Goal> Write out exactly, please, the lines from the one containing "What does this" to the end of the material.

#### Data for processing

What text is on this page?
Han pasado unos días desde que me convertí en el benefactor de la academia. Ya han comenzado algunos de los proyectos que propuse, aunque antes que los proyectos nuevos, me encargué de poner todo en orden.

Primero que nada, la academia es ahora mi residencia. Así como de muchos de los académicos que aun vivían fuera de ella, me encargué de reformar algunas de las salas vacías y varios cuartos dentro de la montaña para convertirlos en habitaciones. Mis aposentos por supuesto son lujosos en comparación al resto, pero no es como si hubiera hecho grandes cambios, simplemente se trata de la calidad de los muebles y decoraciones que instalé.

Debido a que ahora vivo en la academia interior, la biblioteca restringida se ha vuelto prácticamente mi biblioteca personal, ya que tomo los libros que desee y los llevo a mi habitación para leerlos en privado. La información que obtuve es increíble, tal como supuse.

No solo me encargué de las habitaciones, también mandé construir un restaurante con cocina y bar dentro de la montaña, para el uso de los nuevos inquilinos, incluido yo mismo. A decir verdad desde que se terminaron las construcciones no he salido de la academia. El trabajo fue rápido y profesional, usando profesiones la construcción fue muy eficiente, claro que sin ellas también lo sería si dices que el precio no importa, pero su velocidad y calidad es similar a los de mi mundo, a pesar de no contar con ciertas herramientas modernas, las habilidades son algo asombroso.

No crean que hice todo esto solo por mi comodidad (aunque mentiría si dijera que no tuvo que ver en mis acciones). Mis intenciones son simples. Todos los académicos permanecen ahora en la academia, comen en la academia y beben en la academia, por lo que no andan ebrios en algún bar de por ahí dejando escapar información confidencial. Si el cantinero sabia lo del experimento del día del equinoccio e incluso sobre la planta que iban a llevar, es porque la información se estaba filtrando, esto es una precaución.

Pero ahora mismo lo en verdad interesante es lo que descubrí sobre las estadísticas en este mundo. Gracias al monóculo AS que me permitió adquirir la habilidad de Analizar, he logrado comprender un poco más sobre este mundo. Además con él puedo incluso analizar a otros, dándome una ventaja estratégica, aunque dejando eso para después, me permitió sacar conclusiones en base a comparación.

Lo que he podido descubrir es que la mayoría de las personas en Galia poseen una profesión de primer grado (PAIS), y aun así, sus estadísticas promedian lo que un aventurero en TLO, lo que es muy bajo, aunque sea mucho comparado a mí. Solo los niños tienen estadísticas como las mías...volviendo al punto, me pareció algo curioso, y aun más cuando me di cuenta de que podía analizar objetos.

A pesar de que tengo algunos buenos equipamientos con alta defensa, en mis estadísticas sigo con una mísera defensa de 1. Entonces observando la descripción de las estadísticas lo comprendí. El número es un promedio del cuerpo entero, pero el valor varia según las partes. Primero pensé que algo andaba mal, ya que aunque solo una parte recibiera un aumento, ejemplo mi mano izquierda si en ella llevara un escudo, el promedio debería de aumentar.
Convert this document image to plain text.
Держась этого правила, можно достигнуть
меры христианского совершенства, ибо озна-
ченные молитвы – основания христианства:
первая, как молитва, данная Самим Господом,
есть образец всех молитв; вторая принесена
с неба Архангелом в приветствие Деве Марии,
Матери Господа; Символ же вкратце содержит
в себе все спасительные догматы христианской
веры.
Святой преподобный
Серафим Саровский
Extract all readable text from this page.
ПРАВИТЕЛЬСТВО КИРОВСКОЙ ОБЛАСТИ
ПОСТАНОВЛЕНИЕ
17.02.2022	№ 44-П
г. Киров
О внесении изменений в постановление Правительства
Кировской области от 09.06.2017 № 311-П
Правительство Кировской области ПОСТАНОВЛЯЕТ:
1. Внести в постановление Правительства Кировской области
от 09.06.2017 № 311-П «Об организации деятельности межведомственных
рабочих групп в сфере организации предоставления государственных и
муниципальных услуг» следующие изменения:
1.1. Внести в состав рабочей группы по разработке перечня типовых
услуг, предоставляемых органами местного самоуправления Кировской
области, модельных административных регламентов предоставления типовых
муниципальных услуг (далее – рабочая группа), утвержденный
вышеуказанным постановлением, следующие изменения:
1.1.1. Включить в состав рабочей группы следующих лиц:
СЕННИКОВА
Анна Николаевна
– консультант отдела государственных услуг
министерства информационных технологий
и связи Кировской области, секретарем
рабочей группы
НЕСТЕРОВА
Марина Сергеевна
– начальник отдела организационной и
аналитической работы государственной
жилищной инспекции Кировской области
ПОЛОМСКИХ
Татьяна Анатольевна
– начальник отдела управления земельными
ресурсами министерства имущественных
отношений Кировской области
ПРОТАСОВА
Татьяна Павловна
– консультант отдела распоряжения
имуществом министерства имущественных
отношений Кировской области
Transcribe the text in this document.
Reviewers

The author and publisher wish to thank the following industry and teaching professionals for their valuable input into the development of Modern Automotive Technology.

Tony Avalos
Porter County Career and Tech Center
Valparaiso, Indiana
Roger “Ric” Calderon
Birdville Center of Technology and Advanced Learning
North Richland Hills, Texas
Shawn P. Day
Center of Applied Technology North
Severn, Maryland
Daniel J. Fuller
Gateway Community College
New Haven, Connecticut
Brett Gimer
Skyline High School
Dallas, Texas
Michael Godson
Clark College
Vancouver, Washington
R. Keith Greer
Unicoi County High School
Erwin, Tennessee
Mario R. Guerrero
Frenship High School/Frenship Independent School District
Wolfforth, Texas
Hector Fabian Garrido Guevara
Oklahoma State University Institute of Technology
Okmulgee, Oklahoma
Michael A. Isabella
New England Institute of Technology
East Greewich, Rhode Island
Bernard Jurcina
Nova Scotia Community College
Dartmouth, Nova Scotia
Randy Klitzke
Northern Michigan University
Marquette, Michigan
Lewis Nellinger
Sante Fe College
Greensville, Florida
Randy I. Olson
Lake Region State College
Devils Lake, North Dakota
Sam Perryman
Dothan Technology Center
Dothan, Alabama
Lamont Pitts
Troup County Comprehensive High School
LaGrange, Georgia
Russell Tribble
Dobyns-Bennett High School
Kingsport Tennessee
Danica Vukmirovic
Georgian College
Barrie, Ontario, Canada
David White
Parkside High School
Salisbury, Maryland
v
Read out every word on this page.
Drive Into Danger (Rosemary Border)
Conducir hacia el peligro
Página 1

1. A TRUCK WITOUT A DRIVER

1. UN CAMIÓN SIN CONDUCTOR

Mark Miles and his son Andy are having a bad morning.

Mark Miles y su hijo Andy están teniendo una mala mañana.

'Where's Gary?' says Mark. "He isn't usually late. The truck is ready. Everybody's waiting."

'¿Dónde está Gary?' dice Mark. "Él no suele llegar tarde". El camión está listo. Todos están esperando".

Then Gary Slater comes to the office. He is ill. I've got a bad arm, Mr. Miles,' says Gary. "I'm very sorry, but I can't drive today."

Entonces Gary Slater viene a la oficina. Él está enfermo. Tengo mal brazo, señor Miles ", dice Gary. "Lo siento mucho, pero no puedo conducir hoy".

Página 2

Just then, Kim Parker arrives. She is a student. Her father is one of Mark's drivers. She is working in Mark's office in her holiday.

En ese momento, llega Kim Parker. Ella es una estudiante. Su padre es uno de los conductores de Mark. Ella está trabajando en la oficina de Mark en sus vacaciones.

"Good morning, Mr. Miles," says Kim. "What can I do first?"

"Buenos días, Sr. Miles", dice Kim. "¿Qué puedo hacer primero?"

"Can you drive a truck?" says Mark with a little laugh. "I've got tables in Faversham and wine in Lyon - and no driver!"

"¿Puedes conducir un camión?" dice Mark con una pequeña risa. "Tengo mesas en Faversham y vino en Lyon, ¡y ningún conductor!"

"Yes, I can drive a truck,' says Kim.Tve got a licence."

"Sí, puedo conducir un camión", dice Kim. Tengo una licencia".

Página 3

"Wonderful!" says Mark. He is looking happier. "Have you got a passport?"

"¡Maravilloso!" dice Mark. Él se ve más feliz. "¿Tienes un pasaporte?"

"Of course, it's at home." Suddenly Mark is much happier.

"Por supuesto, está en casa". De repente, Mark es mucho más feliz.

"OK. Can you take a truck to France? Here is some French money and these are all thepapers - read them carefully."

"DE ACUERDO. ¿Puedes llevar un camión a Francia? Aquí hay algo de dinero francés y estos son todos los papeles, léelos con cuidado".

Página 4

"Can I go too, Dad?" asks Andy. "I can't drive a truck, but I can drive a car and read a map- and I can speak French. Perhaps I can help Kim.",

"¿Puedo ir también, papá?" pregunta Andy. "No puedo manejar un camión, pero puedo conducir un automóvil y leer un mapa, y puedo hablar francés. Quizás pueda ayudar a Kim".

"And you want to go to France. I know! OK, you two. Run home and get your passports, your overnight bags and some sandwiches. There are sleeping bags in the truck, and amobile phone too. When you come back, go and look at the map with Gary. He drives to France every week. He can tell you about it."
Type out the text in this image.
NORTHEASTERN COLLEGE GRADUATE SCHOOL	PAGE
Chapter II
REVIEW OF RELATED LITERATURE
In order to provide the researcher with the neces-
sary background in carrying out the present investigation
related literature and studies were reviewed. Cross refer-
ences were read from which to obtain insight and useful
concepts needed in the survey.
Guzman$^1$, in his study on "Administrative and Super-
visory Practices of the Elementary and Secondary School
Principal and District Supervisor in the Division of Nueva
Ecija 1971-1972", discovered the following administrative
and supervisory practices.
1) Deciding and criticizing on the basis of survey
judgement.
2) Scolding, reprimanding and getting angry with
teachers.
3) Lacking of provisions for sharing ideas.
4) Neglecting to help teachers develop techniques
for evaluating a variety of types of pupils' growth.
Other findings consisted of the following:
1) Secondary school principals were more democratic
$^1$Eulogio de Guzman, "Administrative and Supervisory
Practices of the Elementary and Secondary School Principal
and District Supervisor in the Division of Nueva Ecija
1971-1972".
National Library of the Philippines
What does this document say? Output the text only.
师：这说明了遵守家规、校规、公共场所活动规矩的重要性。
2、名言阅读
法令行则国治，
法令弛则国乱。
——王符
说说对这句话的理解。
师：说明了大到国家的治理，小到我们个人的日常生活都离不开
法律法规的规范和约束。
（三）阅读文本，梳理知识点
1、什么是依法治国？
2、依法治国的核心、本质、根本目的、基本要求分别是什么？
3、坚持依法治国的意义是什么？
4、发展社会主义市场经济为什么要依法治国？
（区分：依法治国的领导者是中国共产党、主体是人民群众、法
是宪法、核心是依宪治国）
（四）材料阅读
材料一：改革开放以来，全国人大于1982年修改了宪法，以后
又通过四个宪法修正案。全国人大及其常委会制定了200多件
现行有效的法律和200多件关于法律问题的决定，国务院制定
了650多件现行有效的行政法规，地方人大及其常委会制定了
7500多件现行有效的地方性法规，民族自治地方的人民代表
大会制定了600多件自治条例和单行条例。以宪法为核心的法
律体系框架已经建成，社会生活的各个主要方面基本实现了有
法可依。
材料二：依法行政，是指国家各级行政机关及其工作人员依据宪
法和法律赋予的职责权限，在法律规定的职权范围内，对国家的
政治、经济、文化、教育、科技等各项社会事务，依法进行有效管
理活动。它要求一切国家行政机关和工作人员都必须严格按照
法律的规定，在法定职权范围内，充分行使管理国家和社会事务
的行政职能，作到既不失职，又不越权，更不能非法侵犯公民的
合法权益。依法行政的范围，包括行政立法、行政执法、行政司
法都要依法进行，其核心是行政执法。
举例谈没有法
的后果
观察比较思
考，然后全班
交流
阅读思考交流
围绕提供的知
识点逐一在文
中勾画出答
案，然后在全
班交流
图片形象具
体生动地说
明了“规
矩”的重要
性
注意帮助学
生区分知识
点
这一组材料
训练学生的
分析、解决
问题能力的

########

Completed task>
What does this document say? Output the text only.
师：这说明了遵守家规、校规、公共场所活动规矩的重要性。
2、名言阅读
法令行则国治，
法令弛则国乱。
——王符
说说对这句话的理解。
师：说明了大到国家的治理，小到我们个人的日常生活都离不开
法律法规的规范和约束。
（三）阅读文本，梳理知识点
1、什么是依法治国？
2、依法治国的核心、本质、根本目的、基本要求分别是什么？
3、坚持依法治国的意义是什么？
4、发展社会主义市场经济为什么要依法治国？
（区分：依法治国的领导者是中国共产党、主体是人民群众、法
是宪法、核心是依宪治国）
（四）材料阅读
材料一：改革开放以来，全国人大于1982年修改了宪法，以后
又通过四个宪法修正案。全国人大及其常委会制定了200多件
现行有效的法律和200多件关于法律问题的决定，国务院制定
了650多件现行有效的行政法规，地方人大及其常委会制定了
7500多件现行有效的地方性法规，民族自治地方的人民代表
大会制定了600多件自治条例和单行条例。以宪法为核心的法
律体系框架已经建成，社会生活的各个主要方面基本实现了有
法可依。
材料二：依法行政，是指国家各级行政机关及其工作人员依据宪
法和法律赋予的职责权限，在法律规定的职权范围内，对国家的
政治、经济、文化、教育、科技等各项社会事务，依法进行有效管
理活动。它要求一切国家行政机关和工作人员都必须严格按照
法律的规定，在法定职权范围内，充分行使管理国家和社会事务
的行政职能，作到既不失职，又不越权，更不能非法侵犯公民的
合法权益。依法行政的范围，包括行政立法、行政执法、行政司
法都要依法进行，其核心是行政执法。
举例谈没有法
的后果
观察比较思
考，然后全班
交流
阅读思考交流
围绕提供的知
识点逐一在文
中勾画出答
案，然后在全
班交流
图片形象具
体生动地说
明了“规
矩”的重要
性
注意帮助学
生区分知识
点
这一组材料
训练学生的
分析、解决
问题能力的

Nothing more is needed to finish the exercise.